Extract the lines that hold the string "运动员的形状和体积对所研究问题的影响不能够忽略".

— BEGIN —

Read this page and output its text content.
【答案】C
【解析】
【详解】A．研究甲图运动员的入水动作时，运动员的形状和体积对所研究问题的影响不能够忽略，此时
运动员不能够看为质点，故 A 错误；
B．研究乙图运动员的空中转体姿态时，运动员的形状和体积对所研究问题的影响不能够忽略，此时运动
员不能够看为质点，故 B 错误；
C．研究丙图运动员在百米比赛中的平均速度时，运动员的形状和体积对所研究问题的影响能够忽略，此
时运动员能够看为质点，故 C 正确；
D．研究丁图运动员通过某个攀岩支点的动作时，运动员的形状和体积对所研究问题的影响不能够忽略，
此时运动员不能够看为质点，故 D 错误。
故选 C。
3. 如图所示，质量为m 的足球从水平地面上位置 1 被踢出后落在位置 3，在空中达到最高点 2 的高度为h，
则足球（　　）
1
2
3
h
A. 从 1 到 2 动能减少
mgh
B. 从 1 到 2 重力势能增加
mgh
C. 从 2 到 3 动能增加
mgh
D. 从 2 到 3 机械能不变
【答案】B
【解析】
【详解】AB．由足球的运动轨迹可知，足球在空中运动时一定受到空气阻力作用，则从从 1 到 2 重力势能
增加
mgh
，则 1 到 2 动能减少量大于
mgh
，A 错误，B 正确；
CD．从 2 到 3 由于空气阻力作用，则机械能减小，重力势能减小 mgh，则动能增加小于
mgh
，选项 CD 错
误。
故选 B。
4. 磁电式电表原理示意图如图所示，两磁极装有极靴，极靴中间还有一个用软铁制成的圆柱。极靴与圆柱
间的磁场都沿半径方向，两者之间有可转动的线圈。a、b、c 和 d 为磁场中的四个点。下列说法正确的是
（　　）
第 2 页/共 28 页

— END —

Result of this exercise:
【详解】A．研究甲图运动员的入水动作时，运动员的形状和体积对所研究问题的影响不能够忽略，此时
B．研究乙图运动员的空中转体姿态时，运动员的形状和体积对所研究问题的影响不能够忽略，此时运动
D．研究丁图运动员通过某个攀岩支点的动作时，运动员的形状和体积对所研究问题的影响不能够忽略，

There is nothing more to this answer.